* Given instruction: Convert the listing below into a Markdown table with two columns, Row and Line, putting each non-blank line in its own numbered row.
= = = = = = =
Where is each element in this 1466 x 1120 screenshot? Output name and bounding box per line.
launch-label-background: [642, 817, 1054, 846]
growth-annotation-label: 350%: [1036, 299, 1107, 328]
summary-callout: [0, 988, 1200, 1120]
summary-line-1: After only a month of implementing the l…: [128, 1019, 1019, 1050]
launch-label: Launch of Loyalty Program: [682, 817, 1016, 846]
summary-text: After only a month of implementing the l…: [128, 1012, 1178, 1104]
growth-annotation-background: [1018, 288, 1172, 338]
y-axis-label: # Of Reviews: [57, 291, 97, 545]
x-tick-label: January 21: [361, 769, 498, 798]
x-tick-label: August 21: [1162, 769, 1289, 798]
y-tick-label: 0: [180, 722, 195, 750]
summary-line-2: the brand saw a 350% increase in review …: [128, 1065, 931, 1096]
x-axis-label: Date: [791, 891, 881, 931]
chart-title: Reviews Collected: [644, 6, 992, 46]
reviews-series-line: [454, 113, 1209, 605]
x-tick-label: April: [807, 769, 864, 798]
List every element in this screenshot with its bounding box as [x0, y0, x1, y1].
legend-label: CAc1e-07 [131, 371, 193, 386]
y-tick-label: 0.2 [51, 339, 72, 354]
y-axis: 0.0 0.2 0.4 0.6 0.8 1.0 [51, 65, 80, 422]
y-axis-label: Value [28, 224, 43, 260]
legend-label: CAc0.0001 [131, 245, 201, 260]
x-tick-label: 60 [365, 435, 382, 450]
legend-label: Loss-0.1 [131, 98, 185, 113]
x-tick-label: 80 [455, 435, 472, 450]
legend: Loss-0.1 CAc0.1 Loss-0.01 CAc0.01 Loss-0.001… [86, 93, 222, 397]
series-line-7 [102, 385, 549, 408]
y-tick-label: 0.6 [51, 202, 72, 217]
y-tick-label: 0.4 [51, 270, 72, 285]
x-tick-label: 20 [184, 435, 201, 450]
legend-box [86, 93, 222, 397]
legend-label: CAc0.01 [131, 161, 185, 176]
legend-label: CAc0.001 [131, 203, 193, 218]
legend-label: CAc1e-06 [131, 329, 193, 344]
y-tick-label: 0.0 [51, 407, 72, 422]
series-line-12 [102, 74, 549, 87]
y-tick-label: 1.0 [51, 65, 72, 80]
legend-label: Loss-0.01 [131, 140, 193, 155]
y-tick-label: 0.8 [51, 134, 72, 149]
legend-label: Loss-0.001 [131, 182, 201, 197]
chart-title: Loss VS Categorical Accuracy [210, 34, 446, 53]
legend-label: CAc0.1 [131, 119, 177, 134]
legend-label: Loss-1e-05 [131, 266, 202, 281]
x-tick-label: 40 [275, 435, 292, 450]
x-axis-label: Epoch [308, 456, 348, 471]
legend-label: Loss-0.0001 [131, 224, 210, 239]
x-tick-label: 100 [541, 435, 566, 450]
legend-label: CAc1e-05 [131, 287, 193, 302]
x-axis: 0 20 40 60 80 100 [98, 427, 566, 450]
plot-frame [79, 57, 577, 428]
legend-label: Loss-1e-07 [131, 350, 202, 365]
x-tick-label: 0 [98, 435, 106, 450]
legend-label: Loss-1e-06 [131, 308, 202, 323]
= = = = = = =
* Answer in full:
| Row | Line |
|---|---|
| 1 | Where is each element in this 1466 x 1120 screenshot? Output name and bounding box per line. |
| 2 | launch-label-background: [642, 817, 1054, 846] |
| 3 | growth-annotation-label: 350%: [1036, 299, 1107, 328] |
| 4 | summary-callout: [0, 988, 1200, 1120] |
| 5 | summary-line-1: After only a month of implementing the l…: [128, 1019, 1019, 1050] |
| 6 | launch-label: Launch of Loyalty Program: [682, 817, 1016, 846] |
| 7 | summary-text: After only a month of implementing the l…: [128, 1012, 1178, 1104] |
| 8 | growth-annotation-background: [1018, 288, 1172, 338] |
| 9 | y-axis-label: # Of Reviews: [57, 291, 97, 545] |
| 10 | x-tick-label: January 21: [361, 769, 498, 798] |
| 11 | x-tick-label: August 21: [1162, 769, 1289, 798] |
| 12 | y-tick-label: 0: [180, 722, 195, 750] |
| 13 | summary-line-2: the brand saw a 350% increase in review …: [128, 1065, 931, 1096] |
| 14 | x-axis-label: Date: [791, 891, 881, 931] |
| 15 | chart-title: Reviews Collected: [644, 6, 992, 46] |
| 16 | reviews-series-line: [454, 113, 1209, 605] |
| 17 | x-tick-label: April: [807, 769, 864, 798] |
| 18 | List every element in this screenshot with its bounding box as [x0, y0, x1, y1]. |
| 19 | legend-label: CAc1e-07 [131, 371, 193, 386] |
| 20 | y-tick-label: 0.2 [51, 339, 72, 354] |
| 21 | y-axis: 0.0 0.2 0.4 0.6 0.8 1.0 [51, 65, 80, 422] |
| 22 | y-axis-label: Value [28, 224, 43, 260] |
| 23 | legend-label: CAc0.0001 [131, 245, 201, 260] |
| 24 | x-tick-label: 60 [365, 435, 382, 450] |
| 25 | legend-label: Loss-0.1 [131, 98, 185, 113] |
| 26 | x-tick-label: 80 [455, 435, 472, 450] |
| 27 | legend: Loss-0.1 CAc0.1 Loss-0.01 CAc0.01 Loss-0.001… [86, 93, 222, 397] |
| 28 | series-line-7 [102, 385, 549, 408] |
| 29 | y-tick-label: 0.6 [51, 202, 72, 217] |
| 30 | y-tick-label: 0.4 [51, 270, 72, 285] |
| 31 | x-tick-label: 20 [184, 435, 201, 450] |
| 32 | legend-box [86, 93, 222, 397] |
| 33 | legend-label: CAc0.01 [131, 161, 185, 176] |
| 34 | legend-label: CAc0.001 [131, 203, 193, 218] |
| 35 | legend-label: CAc1e-06 [131, 329, 193, 344] |
| 36 | y-tick-label: 0.0 [51, 407, 72, 422] |
| 37 | series-line-12 [102, 74, 549, 87] |
| 38 | y-tick-label: 1.0 [51, 65, 72, 80] |
| 39 | legend-label: Loss-0.01 [131, 140, 193, 155] |
| 40 | y-tick-label: 0.8 [51, 134, 72, 149] |
| 41 | legend-label: Loss-0.001 [131, 182, 201, 197] |
| 42 | chart-title: Loss VS Categorical Accuracy [210, 34, 446, 53] |
| 43 | legend-label: CAc0.1 [131, 119, 177, 134] |
| 44 | legend-label: Loss-1e-05 [131, 266, 202, 281] |
| 45 | x-tick-label: 40 [275, 435, 292, 450] |
| 46 | x-axis-label: Epoch [308, 456, 348, 471] |
| 47 | legend-label: Loss-0.0001 [131, 224, 210, 239] |
| 48 | x-tick-label: 100 [541, 435, 566, 450] |
| 49 | legend-label: CAc1e-05 [131, 287, 193, 302] |
| 50 | x-axis: 0 20 40 60 80 100 [98, 427, 566, 450] |
| 51 | plot-frame [79, 57, 577, 428] |
| 52 | legend-label: Loss-1e-07 [131, 350, 202, 365] |
| 53 | x-tick-label: 0 [98, 435, 106, 450] |
| 54 | legend-label: Loss-1e-06 [131, 308, 202, 323] |